━━ TASK DATA ━━

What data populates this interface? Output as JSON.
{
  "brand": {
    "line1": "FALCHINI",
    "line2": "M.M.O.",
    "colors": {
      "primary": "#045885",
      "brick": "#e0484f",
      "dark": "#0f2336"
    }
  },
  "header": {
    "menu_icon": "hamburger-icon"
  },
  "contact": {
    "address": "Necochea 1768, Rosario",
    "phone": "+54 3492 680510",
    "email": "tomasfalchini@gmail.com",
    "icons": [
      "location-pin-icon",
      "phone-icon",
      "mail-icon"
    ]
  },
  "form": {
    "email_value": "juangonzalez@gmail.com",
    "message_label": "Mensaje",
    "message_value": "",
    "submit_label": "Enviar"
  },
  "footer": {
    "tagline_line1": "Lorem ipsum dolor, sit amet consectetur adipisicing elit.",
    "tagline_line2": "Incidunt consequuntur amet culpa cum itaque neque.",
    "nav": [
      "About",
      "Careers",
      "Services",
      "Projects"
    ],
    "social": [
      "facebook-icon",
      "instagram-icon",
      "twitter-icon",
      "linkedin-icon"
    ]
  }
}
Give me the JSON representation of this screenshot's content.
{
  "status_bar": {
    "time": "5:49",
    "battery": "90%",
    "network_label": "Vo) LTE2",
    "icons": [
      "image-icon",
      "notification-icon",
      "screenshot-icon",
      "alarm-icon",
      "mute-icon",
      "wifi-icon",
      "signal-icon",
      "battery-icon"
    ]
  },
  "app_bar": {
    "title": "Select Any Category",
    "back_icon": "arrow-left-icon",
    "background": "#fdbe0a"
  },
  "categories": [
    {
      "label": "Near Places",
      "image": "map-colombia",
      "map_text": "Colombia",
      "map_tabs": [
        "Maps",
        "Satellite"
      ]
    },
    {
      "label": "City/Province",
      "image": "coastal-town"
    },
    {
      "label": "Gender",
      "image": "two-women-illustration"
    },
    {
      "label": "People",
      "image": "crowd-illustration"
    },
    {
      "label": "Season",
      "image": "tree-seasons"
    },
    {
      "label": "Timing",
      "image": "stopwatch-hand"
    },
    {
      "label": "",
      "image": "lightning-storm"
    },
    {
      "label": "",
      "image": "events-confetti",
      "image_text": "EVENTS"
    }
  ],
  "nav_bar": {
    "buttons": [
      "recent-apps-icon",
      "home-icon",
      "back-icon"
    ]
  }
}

━━━

Look above for the line that holds "Give me the", then copy it and each line after it exactly, through the last line of the data.

Give me the JSON representation of this screenshot's content.
{
  "status_bar": {
    "time": "5:49",
    "battery": "90%",
    "network_label": "Vo) LTE2",
    "icons": [
      "image-icon",
      "notification-icon",
      "screenshot-icon",
      "alarm-icon",
      "mute-icon",
      "wifi-icon",
      "signal-icon",
      "battery-icon"
    ]
  },
  "app_bar": {
    "title": "Select Any Category",
    "back_icon": "arrow-left-icon",
    "background": "#fdbe0a"
  },
  "categories": [
    {
      "label": "Near Places",
      "image": "map-colombia",
      "map_text": "Colombia",
      "map_tabs": [
        "Maps",
        "Satellite"
      ]
    },
    {
      "label": "City/Province",
      "image": "coastal-town"
    },
    {
      "label": "Gender",
      "image": "two-women-illustration"
    },
    {
      "label": "People",
      "image": "crowd-illustration"
    },
    {
      "label": "Season",
      "image": "tree-seasons"
    },
    {
      "label": "Timing",
      "image": "stopwatch-hand"
    },
    {
      "label": "",
      "image": "lightning-storm"
    },
    {
      "label": "",
      "image": "events-confetti",
      "image_text": "EVENTS"
    }
  ],
  "nav_bar": {
    "buttons": [
      "recent-apps-icon",
      "home-icon",
      "back-icon"
    ]
  }
}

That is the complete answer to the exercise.